- DO THIS -
Identify and pull out each line of the entries in which "user" occurs.

- EXTRACTED RECORDS -
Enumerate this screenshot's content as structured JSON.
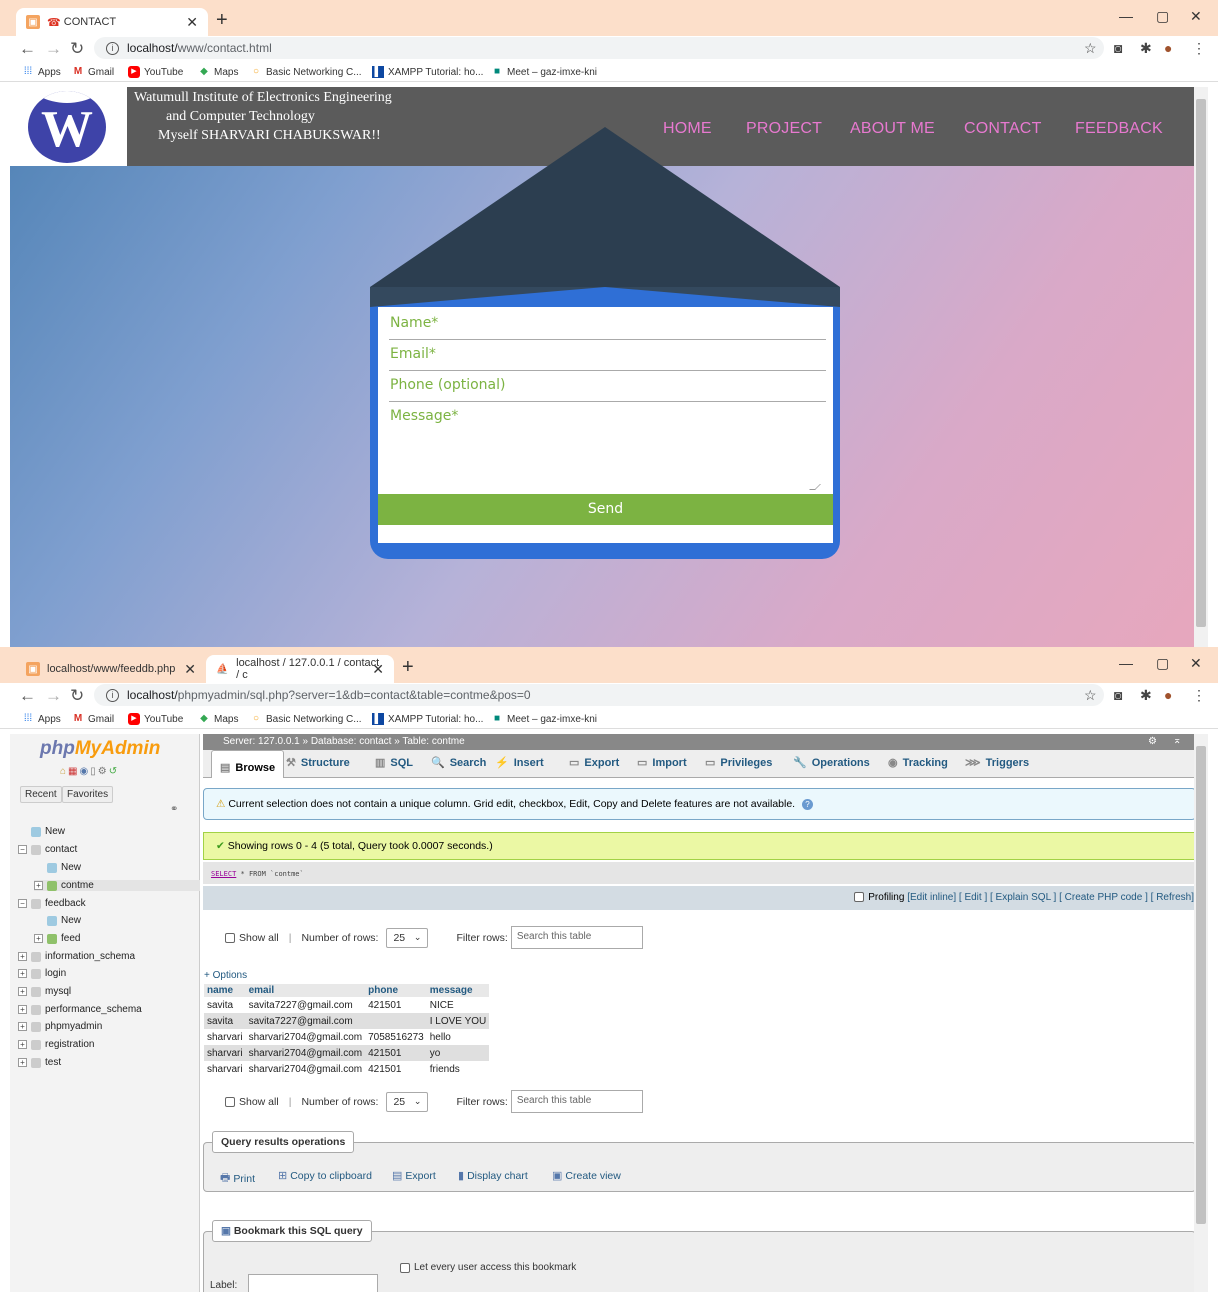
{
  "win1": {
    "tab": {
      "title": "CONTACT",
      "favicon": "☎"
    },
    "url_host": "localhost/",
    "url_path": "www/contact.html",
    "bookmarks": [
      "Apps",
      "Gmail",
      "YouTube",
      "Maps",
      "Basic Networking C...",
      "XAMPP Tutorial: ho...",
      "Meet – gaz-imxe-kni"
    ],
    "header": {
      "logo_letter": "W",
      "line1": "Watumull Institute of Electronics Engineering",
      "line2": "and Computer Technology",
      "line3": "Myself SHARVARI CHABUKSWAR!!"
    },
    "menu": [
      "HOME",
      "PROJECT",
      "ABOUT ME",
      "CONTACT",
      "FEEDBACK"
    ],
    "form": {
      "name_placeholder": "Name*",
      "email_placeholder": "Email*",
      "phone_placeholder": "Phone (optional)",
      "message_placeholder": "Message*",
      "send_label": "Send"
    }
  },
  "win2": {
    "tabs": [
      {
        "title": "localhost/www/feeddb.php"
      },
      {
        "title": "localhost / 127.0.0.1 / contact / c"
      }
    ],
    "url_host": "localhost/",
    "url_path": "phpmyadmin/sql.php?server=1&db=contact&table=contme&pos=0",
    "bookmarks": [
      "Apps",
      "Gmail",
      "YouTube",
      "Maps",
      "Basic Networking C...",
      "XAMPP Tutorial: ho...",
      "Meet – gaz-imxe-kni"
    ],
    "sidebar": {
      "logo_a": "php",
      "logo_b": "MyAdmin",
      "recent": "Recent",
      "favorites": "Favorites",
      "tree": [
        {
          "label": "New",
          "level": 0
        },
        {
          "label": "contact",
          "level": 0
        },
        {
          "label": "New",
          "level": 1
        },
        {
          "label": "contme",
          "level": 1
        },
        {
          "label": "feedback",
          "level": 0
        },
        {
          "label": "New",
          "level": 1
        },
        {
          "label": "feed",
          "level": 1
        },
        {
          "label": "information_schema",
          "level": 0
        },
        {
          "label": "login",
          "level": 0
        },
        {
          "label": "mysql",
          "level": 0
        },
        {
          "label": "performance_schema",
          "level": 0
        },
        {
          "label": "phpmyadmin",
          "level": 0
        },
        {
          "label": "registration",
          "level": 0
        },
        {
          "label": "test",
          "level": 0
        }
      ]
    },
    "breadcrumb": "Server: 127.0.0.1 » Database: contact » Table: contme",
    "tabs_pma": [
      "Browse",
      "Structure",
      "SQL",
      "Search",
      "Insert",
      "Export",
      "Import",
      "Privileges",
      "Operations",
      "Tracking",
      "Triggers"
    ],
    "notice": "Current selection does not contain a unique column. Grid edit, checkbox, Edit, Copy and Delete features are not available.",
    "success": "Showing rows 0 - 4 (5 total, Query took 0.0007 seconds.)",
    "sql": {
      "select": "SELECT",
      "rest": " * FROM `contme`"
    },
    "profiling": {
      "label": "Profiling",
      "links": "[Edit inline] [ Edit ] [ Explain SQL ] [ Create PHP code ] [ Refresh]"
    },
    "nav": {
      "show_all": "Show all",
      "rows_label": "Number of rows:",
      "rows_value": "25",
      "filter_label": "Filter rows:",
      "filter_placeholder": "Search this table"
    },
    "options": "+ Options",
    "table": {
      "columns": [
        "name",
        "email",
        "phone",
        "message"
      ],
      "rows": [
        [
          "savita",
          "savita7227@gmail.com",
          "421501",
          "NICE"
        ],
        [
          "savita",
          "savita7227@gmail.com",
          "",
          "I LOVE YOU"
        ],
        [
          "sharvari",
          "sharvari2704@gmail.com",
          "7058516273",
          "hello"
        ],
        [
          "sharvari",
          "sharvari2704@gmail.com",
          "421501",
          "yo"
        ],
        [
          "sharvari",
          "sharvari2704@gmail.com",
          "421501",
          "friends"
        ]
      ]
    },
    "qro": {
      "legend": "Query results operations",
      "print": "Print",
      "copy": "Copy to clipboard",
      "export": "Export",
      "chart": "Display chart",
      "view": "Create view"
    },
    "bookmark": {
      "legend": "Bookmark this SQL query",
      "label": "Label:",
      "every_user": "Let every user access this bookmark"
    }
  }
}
--
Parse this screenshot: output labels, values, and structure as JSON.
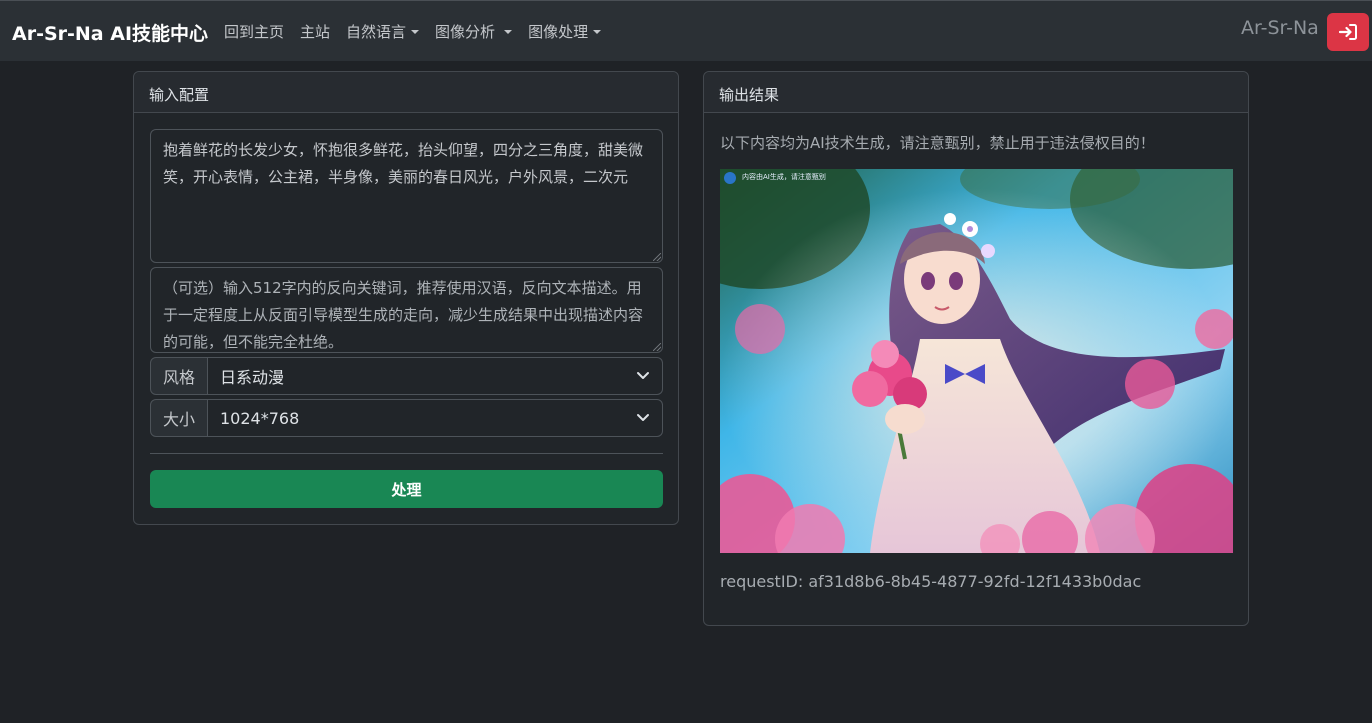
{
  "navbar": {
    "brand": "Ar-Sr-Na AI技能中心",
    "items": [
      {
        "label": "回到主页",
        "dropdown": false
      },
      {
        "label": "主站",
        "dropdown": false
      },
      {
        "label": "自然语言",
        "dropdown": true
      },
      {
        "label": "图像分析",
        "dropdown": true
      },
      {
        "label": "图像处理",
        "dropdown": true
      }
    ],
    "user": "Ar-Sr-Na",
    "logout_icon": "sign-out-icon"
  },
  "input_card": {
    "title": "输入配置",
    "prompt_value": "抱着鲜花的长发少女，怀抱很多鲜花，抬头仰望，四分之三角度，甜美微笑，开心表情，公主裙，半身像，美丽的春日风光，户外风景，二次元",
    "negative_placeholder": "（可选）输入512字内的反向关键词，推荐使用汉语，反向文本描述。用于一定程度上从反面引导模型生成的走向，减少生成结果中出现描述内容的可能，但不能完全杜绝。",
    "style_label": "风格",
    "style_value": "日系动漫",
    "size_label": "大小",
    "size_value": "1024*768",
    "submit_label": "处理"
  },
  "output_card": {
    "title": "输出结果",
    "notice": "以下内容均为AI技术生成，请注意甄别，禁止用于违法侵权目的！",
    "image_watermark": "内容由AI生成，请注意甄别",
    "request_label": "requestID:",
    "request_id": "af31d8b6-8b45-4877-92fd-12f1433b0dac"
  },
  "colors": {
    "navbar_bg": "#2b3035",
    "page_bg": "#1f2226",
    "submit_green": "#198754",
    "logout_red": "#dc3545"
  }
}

- SOLUTION FOR THIS EXERCISE -
      "every_user": "Let every user access this bookmark"
    "user": "Ar-Sr-Na",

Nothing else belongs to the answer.